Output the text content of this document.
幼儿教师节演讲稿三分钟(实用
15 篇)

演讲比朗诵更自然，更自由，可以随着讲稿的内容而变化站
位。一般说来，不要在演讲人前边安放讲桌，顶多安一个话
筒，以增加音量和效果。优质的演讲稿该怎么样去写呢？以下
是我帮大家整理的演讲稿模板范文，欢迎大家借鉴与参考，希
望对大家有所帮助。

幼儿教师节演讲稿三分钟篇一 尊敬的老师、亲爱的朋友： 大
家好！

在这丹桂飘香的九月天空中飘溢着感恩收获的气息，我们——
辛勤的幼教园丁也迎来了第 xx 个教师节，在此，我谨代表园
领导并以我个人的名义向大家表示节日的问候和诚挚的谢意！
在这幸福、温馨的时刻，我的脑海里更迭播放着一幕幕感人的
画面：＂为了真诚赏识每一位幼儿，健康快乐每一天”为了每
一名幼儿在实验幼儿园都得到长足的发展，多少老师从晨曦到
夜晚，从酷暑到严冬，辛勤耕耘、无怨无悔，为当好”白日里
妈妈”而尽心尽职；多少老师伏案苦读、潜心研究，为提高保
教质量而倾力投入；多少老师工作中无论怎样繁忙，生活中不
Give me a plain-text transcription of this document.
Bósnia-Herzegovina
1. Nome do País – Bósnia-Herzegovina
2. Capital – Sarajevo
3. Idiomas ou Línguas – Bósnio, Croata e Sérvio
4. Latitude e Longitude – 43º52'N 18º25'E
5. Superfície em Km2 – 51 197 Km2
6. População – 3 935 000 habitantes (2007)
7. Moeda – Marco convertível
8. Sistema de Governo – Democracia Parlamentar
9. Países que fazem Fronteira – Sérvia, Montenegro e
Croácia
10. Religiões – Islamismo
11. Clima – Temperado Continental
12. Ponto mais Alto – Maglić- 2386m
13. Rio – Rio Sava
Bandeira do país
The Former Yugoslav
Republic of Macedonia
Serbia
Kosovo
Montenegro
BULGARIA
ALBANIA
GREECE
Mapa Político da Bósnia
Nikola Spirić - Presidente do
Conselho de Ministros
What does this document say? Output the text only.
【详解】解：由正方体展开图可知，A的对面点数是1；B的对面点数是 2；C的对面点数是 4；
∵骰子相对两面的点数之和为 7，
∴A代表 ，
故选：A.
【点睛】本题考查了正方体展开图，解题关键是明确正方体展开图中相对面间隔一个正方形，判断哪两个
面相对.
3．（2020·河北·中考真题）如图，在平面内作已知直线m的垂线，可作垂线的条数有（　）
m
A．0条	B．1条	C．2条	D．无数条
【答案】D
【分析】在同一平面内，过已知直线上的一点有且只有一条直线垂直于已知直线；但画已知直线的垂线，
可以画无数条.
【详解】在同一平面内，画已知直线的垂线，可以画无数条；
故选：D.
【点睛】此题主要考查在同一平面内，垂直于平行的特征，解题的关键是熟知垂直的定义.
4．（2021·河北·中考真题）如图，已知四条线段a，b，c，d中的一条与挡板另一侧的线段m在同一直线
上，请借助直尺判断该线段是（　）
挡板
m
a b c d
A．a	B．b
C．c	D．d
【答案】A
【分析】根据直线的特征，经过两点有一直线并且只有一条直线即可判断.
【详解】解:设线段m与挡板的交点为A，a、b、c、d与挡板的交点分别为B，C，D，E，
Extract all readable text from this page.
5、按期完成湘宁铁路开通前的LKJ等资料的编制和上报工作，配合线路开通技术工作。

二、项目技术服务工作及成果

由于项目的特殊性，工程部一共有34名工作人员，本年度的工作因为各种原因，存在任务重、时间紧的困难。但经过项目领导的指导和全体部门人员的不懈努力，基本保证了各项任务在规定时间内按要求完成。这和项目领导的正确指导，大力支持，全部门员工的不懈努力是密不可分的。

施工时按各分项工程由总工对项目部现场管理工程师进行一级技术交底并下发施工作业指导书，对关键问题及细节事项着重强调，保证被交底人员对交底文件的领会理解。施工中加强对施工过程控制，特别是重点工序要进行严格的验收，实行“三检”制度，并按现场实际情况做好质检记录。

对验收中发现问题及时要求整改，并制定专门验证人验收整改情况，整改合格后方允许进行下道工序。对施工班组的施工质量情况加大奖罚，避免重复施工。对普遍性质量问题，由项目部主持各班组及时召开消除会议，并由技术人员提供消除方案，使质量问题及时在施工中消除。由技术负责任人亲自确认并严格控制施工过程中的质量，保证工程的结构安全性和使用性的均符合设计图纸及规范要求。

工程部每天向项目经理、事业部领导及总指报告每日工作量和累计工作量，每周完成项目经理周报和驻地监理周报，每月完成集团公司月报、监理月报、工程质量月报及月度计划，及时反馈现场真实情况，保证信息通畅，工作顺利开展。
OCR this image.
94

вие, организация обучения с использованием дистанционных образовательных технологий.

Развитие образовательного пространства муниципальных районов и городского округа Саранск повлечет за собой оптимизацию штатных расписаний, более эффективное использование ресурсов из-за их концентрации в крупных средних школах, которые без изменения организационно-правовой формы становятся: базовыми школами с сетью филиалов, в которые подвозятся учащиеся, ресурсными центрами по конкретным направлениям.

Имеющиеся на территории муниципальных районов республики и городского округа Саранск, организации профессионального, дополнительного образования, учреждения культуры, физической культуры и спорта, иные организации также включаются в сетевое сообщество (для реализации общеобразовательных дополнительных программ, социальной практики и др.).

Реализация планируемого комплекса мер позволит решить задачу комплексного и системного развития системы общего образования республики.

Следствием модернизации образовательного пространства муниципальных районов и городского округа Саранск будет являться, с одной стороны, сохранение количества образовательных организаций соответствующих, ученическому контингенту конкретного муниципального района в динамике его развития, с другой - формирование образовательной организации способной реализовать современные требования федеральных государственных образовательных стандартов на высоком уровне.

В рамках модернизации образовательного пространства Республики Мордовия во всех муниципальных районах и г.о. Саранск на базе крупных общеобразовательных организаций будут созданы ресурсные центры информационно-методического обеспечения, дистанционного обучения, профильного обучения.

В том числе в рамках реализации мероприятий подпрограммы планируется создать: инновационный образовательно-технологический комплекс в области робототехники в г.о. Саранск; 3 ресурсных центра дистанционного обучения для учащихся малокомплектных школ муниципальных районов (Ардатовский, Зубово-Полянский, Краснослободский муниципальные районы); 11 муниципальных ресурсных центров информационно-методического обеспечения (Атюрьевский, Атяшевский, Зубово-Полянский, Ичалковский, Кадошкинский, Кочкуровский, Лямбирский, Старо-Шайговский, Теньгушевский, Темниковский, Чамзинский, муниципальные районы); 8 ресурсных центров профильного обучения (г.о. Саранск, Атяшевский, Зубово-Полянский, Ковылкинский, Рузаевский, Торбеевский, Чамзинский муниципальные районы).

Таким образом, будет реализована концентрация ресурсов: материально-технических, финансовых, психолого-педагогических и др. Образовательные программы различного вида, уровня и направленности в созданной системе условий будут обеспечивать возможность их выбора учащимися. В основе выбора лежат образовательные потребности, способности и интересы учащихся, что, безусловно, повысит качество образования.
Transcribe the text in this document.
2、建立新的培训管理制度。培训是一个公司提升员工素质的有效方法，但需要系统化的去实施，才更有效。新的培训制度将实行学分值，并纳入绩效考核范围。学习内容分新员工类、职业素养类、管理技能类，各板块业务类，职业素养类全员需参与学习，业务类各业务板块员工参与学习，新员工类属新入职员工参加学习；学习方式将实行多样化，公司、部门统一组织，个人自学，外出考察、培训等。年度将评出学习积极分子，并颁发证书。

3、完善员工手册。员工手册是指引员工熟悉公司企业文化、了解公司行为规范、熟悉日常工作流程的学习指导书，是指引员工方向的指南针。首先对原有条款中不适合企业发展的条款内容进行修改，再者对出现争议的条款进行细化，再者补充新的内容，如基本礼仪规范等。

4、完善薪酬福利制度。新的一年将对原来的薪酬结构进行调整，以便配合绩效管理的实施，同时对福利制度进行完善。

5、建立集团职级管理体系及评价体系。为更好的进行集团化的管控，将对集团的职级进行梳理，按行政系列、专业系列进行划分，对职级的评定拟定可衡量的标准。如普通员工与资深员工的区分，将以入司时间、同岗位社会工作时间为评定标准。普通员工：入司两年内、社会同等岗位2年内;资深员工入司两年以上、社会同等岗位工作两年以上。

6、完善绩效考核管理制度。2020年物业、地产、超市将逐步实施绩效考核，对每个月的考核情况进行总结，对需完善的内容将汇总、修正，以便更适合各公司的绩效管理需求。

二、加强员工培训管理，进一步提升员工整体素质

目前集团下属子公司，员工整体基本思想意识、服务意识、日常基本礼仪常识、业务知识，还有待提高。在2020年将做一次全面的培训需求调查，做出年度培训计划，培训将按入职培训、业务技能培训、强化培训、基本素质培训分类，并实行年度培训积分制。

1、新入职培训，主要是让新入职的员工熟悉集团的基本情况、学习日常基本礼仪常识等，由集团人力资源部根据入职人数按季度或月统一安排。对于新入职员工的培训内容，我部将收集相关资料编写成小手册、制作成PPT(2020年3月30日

_ _ _ _ _

=== WRITTEN REQUEST ===
Show every line from the entries above in which the word "ресурсов" appears.

=== PROBLEM SOLUTION ===
Развитие образовательного пространства муниципальных районов и городского округа Саранск повлечет за собой оптимизацию штатных расписаний, более эффективное использование ресурсов из-за их концентрации в крупных средних школах, которые без изменения организационно-правовой формы становятся: базовыми школами с сетью филиалов, в которые подвозятся учащиеся, ресурсными центрами по конкретным направлениям.
Таким образом, будет реализована концентрация ресурсов: материально-технических, финансовых, психолого-педагогических и др. Образовательные программы различного вида, уровня и направленности в созданной системе условий будут обеспечивать возможность их выбора учащимися. В основе выбора лежат образовательные потребности, способности и интересы учащихся, что, безусловно, повысит качество образования.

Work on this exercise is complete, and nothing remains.